▶ Material
------------

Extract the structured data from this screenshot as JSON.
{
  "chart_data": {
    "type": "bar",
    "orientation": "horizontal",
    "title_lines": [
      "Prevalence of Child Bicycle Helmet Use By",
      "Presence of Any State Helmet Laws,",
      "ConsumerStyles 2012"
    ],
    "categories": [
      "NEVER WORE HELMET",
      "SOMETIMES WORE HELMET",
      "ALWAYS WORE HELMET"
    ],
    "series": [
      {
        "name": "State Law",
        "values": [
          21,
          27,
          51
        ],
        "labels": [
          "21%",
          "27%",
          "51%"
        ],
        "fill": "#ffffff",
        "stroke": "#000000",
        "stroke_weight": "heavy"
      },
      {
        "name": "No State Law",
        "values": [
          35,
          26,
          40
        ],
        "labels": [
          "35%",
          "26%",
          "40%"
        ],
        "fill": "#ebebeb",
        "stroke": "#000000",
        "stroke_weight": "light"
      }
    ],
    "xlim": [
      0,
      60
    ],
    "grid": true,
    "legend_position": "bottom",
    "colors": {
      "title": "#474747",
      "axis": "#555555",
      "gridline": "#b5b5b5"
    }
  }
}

------------

▶ Job
Repeat every record, keeping each word and mark exactly as it is.

▶ Written response
Extract the structured data from this screenshot as JSON.
{
  "chart_data": {
    "type": "bar",
    "orientation": "horizontal",
    "title_lines": [
      "Prevalence of Child Bicycle Helmet Use By",
      "Presence of Any State Helmet Laws,",
      "ConsumerStyles 2012"
    ],
    "categories": [
      "NEVER WORE HELMET",
      "SOMETIMES WORE HELMET",
      "ALWAYS WORE HELMET"
    ],
    "series": [
      {
        "name": "State Law",
        "values": [
          21,
          27,
          51
        ],
        "labels": [
          "21%",
          "27%",
          "51%"
        ],
        "fill": "#ffffff",
        "stroke": "#000000",
        "stroke_weight": "heavy"
      },
      {
        "name": "No State Law",
        "values": [
          35,
          26,
          40
        ],
        "labels": [
          "35%",
          "26%",
          "40%"
        ],
        "fill": "#ebebeb",
        "stroke": "#000000",
        "stroke_weight": "light"
      }
    ],
    "xlim": [
      0,
      60
    ],
    "grid": true,
    "legend_position": "bottom",
    "colors": {
      "title": "#474747",
      "axis": "#555555",
      "gridline": "#b5b5b5"
    }
  }
}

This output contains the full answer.